- _WHAT THE TASK ASKS_: Return all the data, word for word.

— start of RECORDED DATA —

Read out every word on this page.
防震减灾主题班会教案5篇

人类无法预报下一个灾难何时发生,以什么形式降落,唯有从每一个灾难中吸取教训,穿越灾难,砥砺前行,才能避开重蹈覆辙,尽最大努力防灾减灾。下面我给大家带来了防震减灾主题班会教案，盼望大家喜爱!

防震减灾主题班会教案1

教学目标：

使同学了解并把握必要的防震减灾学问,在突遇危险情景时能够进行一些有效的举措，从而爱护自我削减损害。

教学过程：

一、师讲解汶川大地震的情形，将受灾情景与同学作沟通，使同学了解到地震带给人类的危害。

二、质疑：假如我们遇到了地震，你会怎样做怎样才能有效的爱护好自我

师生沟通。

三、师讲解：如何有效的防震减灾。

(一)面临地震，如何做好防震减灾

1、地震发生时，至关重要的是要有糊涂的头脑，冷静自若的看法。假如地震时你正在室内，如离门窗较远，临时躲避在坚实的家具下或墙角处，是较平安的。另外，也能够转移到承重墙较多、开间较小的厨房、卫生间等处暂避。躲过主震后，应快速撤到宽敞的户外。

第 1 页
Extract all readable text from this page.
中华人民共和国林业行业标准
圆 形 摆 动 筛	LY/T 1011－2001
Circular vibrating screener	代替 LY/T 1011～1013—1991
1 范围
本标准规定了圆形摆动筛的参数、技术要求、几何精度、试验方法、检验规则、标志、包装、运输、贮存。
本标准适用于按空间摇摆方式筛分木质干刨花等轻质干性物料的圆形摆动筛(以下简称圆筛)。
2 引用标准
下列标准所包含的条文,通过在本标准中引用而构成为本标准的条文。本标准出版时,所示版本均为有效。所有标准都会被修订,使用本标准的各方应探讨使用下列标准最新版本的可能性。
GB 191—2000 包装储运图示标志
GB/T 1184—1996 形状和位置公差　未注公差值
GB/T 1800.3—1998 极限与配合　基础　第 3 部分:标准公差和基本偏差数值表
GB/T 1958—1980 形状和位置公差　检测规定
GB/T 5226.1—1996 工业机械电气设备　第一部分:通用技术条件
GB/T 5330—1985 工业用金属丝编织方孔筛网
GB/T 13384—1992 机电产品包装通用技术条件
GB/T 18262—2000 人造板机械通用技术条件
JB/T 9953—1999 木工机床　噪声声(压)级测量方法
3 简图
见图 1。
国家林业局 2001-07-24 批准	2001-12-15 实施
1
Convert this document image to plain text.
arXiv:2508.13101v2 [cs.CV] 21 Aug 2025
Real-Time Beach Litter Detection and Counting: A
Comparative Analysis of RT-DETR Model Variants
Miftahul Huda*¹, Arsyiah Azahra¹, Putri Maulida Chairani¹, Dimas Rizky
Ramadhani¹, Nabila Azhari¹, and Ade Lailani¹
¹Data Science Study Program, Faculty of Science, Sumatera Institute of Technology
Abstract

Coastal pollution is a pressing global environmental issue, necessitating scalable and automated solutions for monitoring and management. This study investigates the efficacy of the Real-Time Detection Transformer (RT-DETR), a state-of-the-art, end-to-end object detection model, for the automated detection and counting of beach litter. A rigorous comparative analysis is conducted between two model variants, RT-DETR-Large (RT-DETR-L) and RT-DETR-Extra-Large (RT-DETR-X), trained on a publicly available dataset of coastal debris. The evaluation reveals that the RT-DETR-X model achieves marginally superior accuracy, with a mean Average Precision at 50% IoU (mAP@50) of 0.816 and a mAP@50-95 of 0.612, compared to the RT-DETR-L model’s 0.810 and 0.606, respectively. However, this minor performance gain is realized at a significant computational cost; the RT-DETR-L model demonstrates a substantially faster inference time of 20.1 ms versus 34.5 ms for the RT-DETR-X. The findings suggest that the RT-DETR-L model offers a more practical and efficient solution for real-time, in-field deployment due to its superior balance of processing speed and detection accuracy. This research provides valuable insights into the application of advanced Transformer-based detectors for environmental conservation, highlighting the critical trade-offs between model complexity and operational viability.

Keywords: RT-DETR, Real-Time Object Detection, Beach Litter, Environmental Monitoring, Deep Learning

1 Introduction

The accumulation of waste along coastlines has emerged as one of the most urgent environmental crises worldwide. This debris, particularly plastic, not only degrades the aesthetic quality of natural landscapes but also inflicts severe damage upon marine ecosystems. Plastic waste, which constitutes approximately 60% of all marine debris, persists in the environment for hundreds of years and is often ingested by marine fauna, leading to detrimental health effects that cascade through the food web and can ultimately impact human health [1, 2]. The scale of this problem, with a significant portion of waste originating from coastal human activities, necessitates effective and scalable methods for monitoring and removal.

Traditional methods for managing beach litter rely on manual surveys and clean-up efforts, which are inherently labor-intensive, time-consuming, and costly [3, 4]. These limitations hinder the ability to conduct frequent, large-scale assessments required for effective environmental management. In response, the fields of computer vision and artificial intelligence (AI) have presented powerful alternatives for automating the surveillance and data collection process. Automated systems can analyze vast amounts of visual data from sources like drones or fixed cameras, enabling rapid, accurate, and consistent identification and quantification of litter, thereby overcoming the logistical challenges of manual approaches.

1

— end of RECORDED DATA —

- _SOLUTION TO THE EXERCISE_:
Read out every word on this page.
防震减灾主题班会教案5篇

人类无法预报下一个灾难何时发生,以什么形式降落,唯有从每一个灾难中吸取教训,穿越灾难,砥砺前行,才能避开重蹈覆辙,尽最大努力防灾减灾。下面我给大家带来了防震减灾主题班会教案，盼望大家喜爱!

防震减灾主题班会教案1

教学目标：

使同学了解并把握必要的防震减灾学问,在突遇危险情景时能够进行一些有效的举措，从而爱护自我削减损害。

教学过程：

一、师讲解汶川大地震的情形，将受灾情景与同学作沟通，使同学了解到地震带给人类的危害。

二、质疑：假如我们遇到了地震，你会怎样做怎样才能有效的爱护好自我

师生沟通。

三、师讲解：如何有效的防震减灾。

(一)面临地震，如何做好防震减灾

1、地震发生时，至关重要的是要有糊涂的头脑，冷静自若的看法。假如地震时你正在室内，如离门窗较远，临时躲避在坚实的家具下或墙角处，是较平安的。另外，也能够转移到承重墙较多、开间较小的厨房、卫生间等处暂避。躲过主震后，应快速撤到宽敞的户外。

第 1 页
Extract all readable text from this page.
中华人民共和国林业行业标准
圆 形 摆 动 筛	LY/T 1011－2001
Circular vibrating screener	代替 LY/T 1011～1013—1991
1 范围
本标准规定了圆形摆动筛的参数、技术要求、几何精度、试验方法、检验规则、标志、包装、运输、贮存。
本标准适用于按空间摇摆方式筛分木质干刨花等轻质干性物料的圆形摆动筛(以下简称圆筛)。
2 引用标准
下列标准所包含的条文,通过在本标准中引用而构成为本标准的条文。本标准出版时,所示版本均为有效。所有标准都会被修订,使用本标准的各方应探讨使用下列标准最新版本的可能性。
GB 191—2000 包装储运图示标志
GB/T 1184—1996 形状和位置公差　未注公差值
GB/T 1800.3—1998 极限与配合　基础　第 3 部分:标准公差和基本偏差数值表
GB/T 1958—1980 形状和位置公差　检测规定
GB/T 5226.1—1996 工业机械电气设备　第一部分:通用技术条件
GB/T 5330—1985 工业用金属丝编织方孔筛网
GB/T 13384—1992 机电产品包装通用技术条件
GB/T 18262—2000 人造板机械通用技术条件
JB/T 9953—1999 木工机床　噪声声(压)级测量方法
3 简图
见图 1。
国家林业局 2001-07-24 批准	2001-12-15 实施
1
Convert this document image to plain text.
arXiv:2508.13101v2 [cs.CV] 21 Aug 2025
Real-Time Beach Litter Detection and Counting: A
Comparative Analysis of RT-DETR Model Variants
Miftahul Huda*¹, Arsyiah Azahra¹, Putri Maulida Chairani¹, Dimas Rizky
Ramadhani¹, Nabila Azhari¹, and Ade Lailani¹
¹Data Science Study Program, Faculty of Science, Sumatera Institute of Technology
Abstract

Coastal pollution is a pressing global environmental issue, necessitating scalable and automated solutions for monitoring and management. This study investigates the efficacy of the Real-Time Detection Transformer (RT-DETR), a state-of-the-art, end-to-end object detection model, for the automated detection and counting of beach litter. A rigorous comparative analysis is conducted between two model variants, RT-DETR-Large (RT-DETR-L) and RT-DETR-Extra-Large (RT-DETR-X), trained on a publicly available dataset of coastal debris. The evaluation reveals that the RT-DETR-X model achieves marginally superior accuracy, with a mean Average Precision at 50% IoU (mAP@50) of 0.816 and a mAP@50-95 of 0.612, compared to the RT-DETR-L model’s 0.810 and 0.606, respectively. However, this minor performance gain is realized at a significant computational cost; the RT-DETR-L model demonstrates a substantially faster inference time of 20.1 ms versus 34.5 ms for the RT-DETR-X. The findings suggest that the RT-DETR-L model offers a more practical and efficient solution for real-time, in-field deployment due to its superior balance of processing speed and detection accuracy. This research provides valuable insights into the application of advanced Transformer-based detectors for environmental conservation, highlighting the critical trade-offs between model complexity and operational viability.

Keywords: RT-DETR, Real-Time Object Detection, Beach Litter, Environmental Monitoring, Deep Learning

1 Introduction

The accumulation of waste along coastlines has emerged as one of the most urgent environmental crises worldwide. This debris, particularly plastic, not only degrades the aesthetic quality of natural landscapes but also inflicts severe damage upon marine ecosystems. Plastic waste, which constitutes approximately 60% of all marine debris, persists in the environment for hundreds of years and is often ingested by marine fauna, leading to detrimental health effects that cascade through the food web and can ultimately impact human health [1, 2]. The scale of this problem, with a significant portion of waste originating from coastal human activities, necessitates effective and scalable methods for monitoring and removal.

Traditional methods for managing beach litter rely on manual surveys and clean-up efforts, which are inherently labor-intensive, time-consuming, and costly [3, 4]. These limitations hinder the ability to conduct frequent, large-scale assessments required for effective environmental management. In response, the fields of computer vision and artificial intelligence (AI) have presented powerful alternatives for automating the surveillance and data collection process. Automated systems can analyze vast amounts of visual data from sources like drones or fixed cameras, enabling rapid, accurate, and consistent identification and quantification of litter, thereby overcoming the logistical challenges of manual approaches.

1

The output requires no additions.